*Data to process:*
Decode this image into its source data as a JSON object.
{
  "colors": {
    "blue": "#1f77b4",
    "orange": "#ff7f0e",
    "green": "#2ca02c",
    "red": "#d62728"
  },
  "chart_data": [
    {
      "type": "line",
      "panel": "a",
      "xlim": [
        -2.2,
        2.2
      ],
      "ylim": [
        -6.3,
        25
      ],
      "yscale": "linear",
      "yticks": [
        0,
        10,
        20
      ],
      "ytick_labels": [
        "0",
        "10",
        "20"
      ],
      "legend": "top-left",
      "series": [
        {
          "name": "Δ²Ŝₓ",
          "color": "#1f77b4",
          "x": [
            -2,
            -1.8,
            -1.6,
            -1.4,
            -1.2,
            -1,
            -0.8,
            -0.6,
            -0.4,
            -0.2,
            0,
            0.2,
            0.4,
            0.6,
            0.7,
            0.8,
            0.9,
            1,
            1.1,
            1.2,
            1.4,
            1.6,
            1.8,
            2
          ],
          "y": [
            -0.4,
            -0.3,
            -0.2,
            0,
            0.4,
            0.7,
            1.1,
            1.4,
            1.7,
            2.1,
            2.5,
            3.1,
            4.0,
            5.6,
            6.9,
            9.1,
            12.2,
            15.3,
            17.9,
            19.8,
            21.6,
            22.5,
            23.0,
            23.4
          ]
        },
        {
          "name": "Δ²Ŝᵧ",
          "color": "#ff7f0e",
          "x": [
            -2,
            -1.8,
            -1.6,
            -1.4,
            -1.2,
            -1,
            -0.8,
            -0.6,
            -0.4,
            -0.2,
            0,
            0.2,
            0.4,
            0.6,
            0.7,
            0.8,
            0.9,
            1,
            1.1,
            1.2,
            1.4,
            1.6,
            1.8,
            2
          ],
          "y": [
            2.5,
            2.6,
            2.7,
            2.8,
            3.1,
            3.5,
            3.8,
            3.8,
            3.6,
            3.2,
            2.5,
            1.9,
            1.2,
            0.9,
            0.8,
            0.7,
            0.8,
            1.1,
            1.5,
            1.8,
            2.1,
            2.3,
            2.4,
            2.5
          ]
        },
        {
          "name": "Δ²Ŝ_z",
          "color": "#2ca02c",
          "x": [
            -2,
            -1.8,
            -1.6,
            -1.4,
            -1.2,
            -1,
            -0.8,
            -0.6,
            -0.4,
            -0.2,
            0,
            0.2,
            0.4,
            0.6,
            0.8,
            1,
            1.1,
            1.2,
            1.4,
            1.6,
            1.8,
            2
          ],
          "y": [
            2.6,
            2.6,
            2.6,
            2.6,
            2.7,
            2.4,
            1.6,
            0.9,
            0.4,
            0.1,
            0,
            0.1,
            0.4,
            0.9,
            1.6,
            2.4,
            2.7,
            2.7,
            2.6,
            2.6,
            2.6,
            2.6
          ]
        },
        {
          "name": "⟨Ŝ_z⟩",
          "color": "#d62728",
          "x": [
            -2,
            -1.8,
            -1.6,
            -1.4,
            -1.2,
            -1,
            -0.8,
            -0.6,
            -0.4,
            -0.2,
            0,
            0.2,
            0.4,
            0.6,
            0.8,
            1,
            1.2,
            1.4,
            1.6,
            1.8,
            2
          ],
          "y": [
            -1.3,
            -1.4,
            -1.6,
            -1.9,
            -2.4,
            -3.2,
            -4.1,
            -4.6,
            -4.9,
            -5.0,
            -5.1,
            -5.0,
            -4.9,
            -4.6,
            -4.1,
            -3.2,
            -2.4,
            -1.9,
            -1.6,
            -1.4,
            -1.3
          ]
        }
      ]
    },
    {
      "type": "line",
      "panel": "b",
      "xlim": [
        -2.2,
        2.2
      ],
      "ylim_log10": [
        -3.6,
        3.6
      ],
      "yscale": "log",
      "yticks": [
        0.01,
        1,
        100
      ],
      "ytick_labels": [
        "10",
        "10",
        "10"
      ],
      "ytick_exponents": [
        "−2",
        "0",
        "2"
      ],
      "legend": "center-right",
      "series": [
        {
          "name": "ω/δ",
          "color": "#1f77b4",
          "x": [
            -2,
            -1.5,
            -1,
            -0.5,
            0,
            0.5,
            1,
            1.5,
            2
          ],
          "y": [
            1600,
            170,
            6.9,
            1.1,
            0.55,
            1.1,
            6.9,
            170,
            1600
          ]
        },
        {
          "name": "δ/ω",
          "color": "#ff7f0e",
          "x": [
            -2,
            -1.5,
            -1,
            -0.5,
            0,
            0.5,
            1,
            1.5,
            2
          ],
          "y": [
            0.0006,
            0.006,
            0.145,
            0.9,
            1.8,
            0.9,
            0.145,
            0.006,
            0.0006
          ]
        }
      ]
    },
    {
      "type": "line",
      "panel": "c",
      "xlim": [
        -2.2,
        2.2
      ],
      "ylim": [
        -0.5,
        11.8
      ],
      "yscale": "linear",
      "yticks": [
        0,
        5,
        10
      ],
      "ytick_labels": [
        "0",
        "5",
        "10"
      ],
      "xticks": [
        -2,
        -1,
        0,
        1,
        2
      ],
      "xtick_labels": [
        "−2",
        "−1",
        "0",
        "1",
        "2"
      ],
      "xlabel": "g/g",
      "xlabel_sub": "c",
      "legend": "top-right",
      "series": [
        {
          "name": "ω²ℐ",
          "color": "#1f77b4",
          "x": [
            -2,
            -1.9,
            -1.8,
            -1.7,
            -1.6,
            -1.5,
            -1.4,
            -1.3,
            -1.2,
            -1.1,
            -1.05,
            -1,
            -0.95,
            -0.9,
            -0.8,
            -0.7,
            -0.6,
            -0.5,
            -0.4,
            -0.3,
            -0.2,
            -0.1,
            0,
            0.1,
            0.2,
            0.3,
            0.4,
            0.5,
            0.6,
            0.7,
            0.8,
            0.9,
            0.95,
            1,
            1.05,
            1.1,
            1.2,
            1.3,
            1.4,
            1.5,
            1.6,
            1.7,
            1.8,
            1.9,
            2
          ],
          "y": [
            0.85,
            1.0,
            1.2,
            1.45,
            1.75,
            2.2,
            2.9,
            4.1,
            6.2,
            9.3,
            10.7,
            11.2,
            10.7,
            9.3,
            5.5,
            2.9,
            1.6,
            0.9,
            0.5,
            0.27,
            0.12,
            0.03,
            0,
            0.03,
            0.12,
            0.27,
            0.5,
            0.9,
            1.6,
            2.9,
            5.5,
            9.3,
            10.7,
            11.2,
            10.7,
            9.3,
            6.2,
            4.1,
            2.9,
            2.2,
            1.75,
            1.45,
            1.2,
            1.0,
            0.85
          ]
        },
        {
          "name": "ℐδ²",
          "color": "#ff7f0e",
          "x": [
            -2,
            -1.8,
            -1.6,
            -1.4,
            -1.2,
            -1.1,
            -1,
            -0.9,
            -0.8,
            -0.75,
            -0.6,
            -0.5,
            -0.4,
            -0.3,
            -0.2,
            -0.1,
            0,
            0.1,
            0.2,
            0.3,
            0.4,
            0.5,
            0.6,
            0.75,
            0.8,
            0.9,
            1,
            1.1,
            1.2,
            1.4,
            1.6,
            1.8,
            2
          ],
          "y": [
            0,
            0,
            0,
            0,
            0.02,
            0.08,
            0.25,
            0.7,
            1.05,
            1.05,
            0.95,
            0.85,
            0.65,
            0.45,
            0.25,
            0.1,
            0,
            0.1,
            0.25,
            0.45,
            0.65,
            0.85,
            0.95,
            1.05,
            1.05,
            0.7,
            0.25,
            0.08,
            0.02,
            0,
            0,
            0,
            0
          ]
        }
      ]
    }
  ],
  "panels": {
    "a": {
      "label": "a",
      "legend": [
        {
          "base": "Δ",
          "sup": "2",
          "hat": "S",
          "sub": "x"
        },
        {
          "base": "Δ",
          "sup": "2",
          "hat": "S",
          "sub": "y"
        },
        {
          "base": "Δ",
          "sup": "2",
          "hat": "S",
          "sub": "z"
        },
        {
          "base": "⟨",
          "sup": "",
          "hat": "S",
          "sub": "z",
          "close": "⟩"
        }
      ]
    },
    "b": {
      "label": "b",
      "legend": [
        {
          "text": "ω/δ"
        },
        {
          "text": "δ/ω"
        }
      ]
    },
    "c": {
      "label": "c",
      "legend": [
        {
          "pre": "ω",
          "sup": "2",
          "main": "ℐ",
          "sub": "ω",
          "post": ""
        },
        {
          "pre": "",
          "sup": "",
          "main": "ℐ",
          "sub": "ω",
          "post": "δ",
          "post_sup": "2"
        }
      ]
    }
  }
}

*Exercise requirements:*
Which lines hold the word "right"? Copy all of them.

*Result below:*
      "legend": "center-right",
      "legend": "top-right",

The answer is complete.